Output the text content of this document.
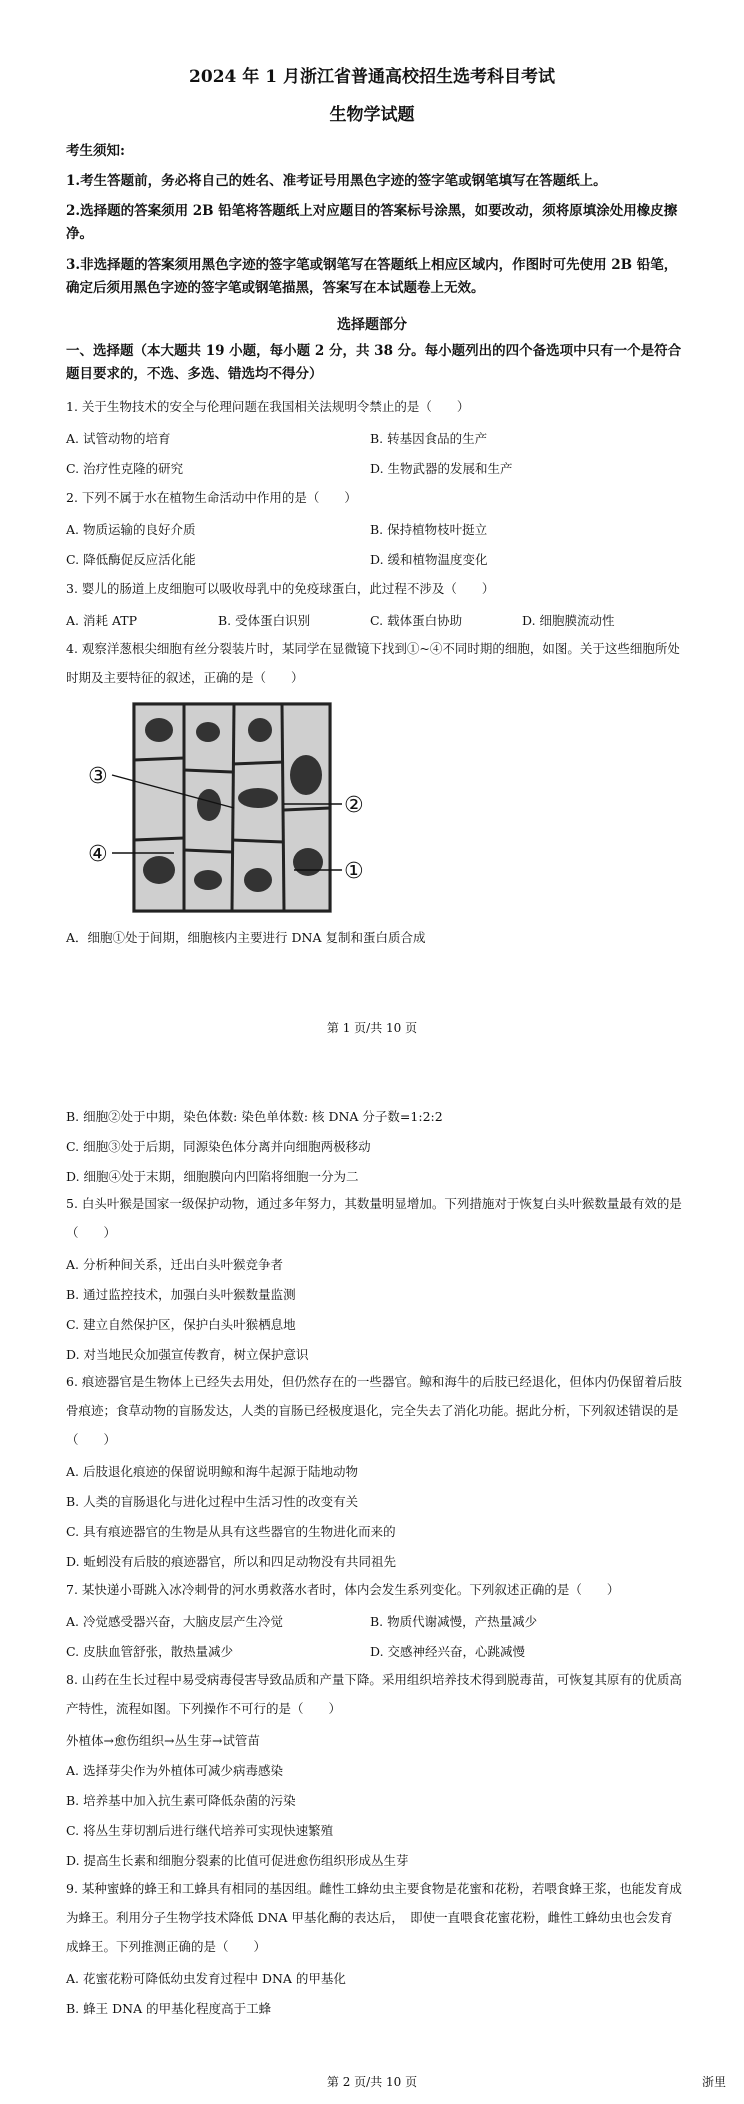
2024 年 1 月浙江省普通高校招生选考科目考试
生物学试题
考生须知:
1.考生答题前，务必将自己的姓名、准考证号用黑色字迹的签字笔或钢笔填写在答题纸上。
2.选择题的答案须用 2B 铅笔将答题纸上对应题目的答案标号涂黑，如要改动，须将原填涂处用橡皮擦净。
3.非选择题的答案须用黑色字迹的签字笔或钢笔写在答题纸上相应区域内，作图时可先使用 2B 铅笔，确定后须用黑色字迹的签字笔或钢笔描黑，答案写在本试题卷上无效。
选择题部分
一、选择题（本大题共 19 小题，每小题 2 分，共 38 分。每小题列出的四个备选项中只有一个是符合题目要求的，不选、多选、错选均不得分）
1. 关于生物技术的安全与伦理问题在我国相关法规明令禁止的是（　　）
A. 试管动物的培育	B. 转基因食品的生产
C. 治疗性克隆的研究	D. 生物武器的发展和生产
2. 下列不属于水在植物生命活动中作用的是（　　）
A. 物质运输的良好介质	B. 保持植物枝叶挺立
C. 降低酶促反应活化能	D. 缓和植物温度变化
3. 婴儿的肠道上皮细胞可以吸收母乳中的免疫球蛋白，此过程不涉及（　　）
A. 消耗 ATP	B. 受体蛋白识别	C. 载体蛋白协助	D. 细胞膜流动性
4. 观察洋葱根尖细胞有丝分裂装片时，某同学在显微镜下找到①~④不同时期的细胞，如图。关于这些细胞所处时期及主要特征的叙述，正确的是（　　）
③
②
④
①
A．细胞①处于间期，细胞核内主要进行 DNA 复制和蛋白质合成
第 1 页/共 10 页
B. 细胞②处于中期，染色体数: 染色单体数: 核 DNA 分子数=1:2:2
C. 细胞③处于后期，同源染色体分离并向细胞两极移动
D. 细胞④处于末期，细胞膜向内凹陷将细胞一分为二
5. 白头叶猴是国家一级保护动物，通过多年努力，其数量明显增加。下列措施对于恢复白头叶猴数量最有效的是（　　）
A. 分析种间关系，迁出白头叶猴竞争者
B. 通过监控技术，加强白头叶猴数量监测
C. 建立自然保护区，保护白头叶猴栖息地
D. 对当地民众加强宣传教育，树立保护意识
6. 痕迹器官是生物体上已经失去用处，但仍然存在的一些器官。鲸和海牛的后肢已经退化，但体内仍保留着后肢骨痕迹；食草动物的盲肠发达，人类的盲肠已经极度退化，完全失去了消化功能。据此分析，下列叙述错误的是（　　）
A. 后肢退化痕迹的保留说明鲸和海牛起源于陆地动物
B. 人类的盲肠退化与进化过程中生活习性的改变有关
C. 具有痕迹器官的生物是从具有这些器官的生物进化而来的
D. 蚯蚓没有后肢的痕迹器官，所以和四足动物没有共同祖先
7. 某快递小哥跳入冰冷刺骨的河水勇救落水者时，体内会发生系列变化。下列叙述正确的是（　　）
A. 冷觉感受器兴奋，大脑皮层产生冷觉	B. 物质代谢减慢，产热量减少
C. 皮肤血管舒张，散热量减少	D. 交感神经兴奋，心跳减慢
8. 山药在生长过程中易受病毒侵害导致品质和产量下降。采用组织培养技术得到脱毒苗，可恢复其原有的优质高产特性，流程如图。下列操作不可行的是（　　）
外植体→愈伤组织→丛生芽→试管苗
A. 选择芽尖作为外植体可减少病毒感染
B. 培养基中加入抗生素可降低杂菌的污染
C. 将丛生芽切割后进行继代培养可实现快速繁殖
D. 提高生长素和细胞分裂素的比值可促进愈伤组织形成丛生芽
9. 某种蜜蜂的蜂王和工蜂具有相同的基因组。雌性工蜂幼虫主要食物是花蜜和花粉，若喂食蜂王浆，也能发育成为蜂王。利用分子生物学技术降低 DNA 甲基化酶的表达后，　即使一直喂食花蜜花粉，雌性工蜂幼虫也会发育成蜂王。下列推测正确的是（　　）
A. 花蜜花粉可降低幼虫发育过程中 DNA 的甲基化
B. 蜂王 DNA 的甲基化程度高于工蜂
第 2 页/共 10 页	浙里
***
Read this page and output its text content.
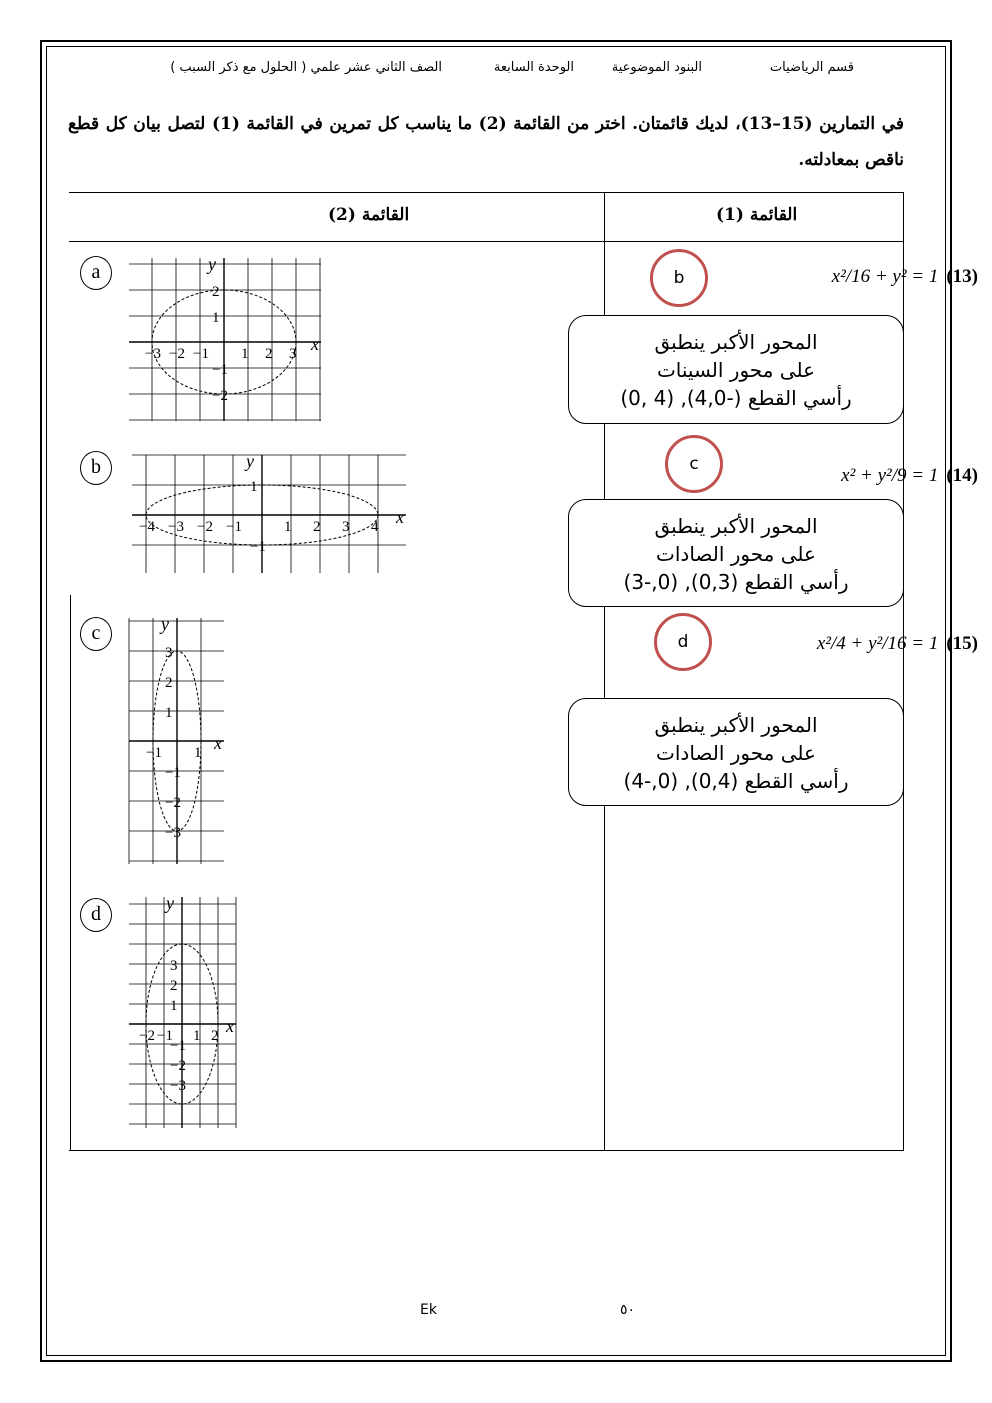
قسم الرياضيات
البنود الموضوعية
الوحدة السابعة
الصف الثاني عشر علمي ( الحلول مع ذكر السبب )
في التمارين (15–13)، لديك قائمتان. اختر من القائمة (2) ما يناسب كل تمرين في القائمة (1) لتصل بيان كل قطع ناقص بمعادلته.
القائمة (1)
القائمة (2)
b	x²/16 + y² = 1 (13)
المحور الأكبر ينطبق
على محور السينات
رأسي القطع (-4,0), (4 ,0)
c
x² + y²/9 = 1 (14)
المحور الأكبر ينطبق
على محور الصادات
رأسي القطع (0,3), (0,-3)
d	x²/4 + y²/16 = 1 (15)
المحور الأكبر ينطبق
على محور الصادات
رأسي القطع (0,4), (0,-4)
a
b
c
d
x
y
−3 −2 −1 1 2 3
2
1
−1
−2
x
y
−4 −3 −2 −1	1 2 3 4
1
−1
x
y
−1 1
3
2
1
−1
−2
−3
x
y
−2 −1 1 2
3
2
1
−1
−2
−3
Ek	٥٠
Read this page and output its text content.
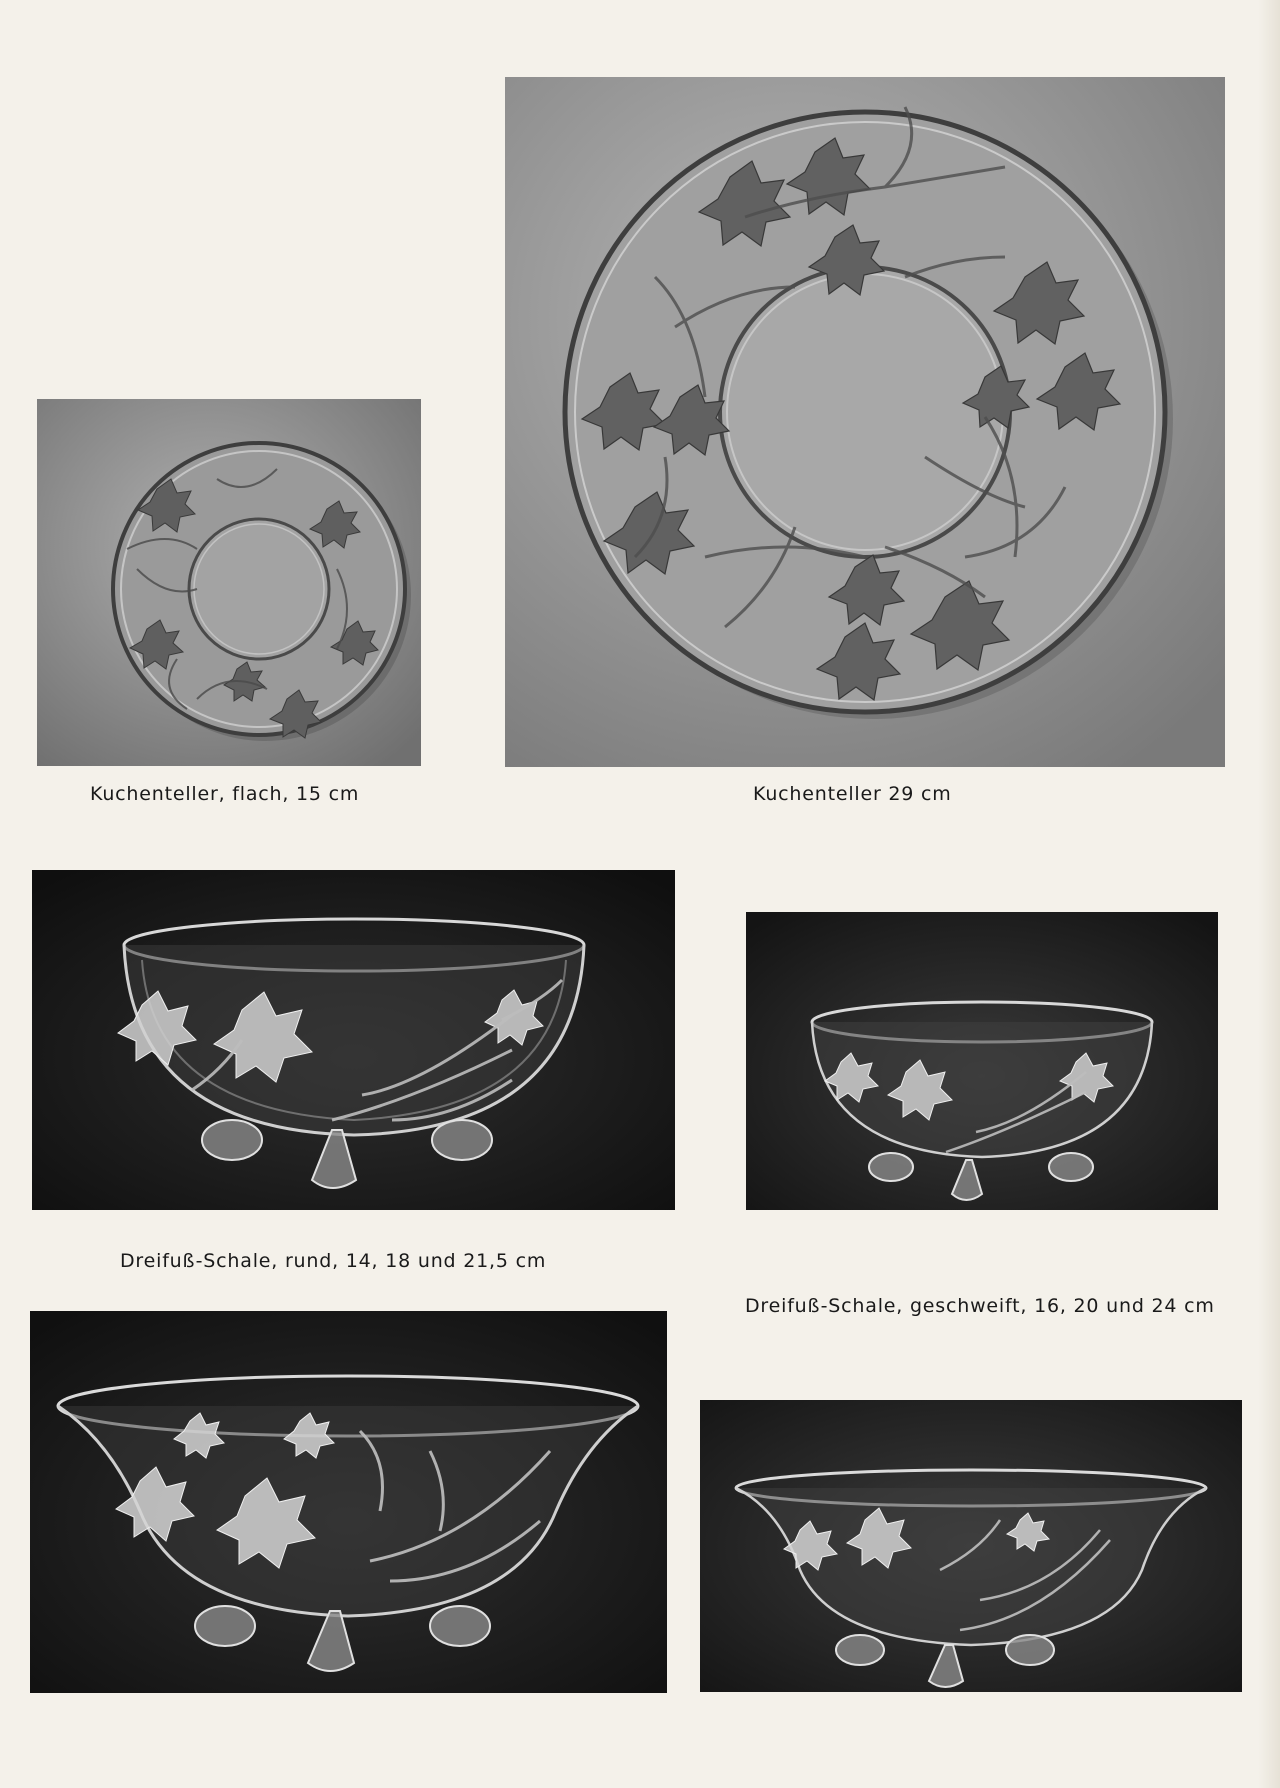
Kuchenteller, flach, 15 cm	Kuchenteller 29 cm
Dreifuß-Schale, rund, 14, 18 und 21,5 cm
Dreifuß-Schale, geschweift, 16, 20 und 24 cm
***
_EXERCISE DIRECTIONS_.
Copy out every line with the word "القائمة".

_OUTPUT OF THE TASK_.
في التمارين (15–13)، لديك قائمتان. اختر من القائمة (2) ما يناسب كل تمرين في القائمة (1) لتصل بيان كل قطع ناقص بمعادلته.
القائمة (1)
القائمة (2)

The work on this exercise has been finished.